### Data excerpts
※ ※ ※
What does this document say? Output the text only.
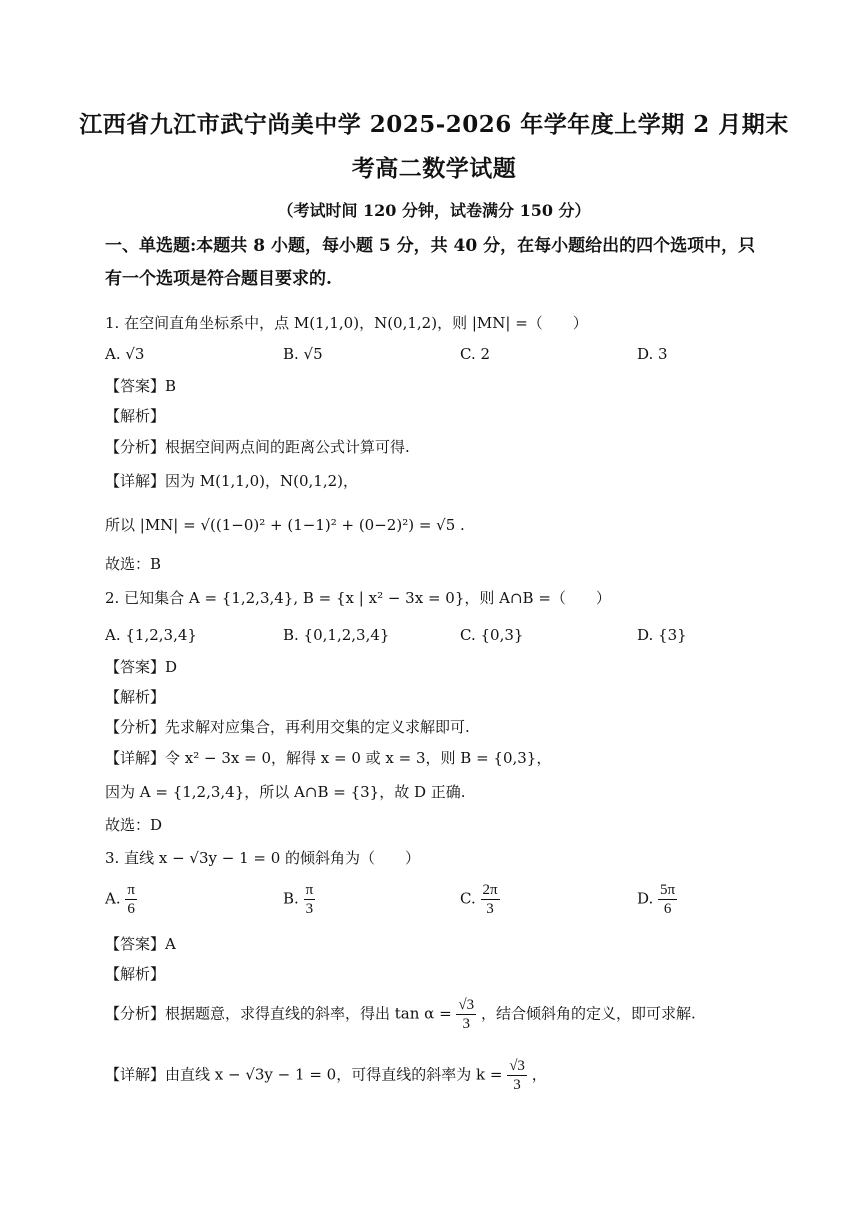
江西省九江市武宁尚美中学 2025-2026 年学年度上学期 2 月期末
考高二数学试题
（考试时间 120 分钟，试卷满分 150 分）
一、单选题:本题共 8 小题，每小题 5 分，共 40 分，在每小题给出的四个选项中，只有一个选项是符合题目要求的.
1. 在空间直角坐标系中，点 M(1,1,0)，N(0,1,2)，则 |MN| =（　　）
A. √3	B. √5	C. 2	D. 3
【答案】B
【解析】
【分析】根据空间两点间的距离公式计算可得.
【详解】因为 M(1,1,0)，N(0,1,2)，
所以 |MN| = √((1−0)² + (1−1)² + (0−2)²) = √5 .
故选：B
2. 已知集合 A = {1,2,3,4}, B = {x | x² − 3x = 0}，则 A∩B =（　　）
A. {1,2,3,4}	B. {0,1,2,3,4}	C. {0,3}	D. {3}
【答案】D
【解析】
【分析】先求解对应集合，再利用交集的定义求解即可.
【详解】令 x² − 3x = 0，解得 x = 0 或 x = 3，则 B = {0,3}，
因为 A = {1,2,3,4}，所以 A∩B = {3}，故 D 正确.
故选：D
3. 直线 x − √3y − 1 = 0 的倾斜角为（　　）
A. $\frac{\pi}{6}$	B. $\frac{\pi}{3}$	C. $\frac{2\pi}{3}$	D. $\frac{5\pi}{6}$
【答案】A
【解析】
【分析】根据题意，求得直线的斜率，得出 $\tan \alpha = \frac{√3}{3}$ ，结合倾斜角的定义，即可求解.
【详解】由直线 x − √3y − 1 = 0，可得直线的斜率为 $k = \frac{√3}{3}$ ，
※ ※ ※
### The problem
Extract all the entries word for word; omit any pictures.

### Task solution
What does this document say? Output the text only.
江西省九江市武宁尚美中学 2025-2026 年学年度上学期 2 月期末
考高二数学试题
（考试时间 120 分钟，试卷满分 150 分）
一、单选题:本题共 8 小题，每小题 5 分，共 40 分，在每小题给出的四个选项中，只有一个选项是符合题目要求的.
1. 在空间直角坐标系中，点 M(1,1,0)，N(0,1,2)，则 |MN| =（　　）
A. √3	B. √5	C. 2	D. 3
【答案】B
【解析】
【分析】根据空间两点间的距离公式计算可得.
【详解】因为 M(1,1,0)，N(0,1,2)，
所以 |MN| = √((1−0)² + (1−1)² + (0−2)²) = √5 .
故选：B
2. 已知集合 A = {1,2,3,4}, B = {x | x² − 3x = 0}，则 A∩B =（　　）
A. {1,2,3,4}	B. {0,1,2,3,4}	C. {0,3}	D. {3}
【答案】D
【解析】
【分析】先求解对应集合，再利用交集的定义求解即可.
【详解】令 x² − 3x = 0，解得 x = 0 或 x = 3，则 B = {0,3}，
因为 A = {1,2,3,4}，所以 A∩B = {3}，故 D 正确.
故选：D
3. 直线 x − √3y − 1 = 0 的倾斜角为（　　）
A. $\frac{\pi}{6}$	B. $\frac{\pi}{3}$	C. $\frac{2\pi}{3}$	D. $\frac{5\pi}{6}$
【答案】A
【解析】
【分析】根据题意，求得直线的斜率，得出 $\tan \alpha = \frac{√3}{3}$ ，结合倾斜角的定义，即可求解.
【详解】由直线 x − √3y − 1 = 0，可得直线的斜率为 $k = \frac{√3}{3}$ ，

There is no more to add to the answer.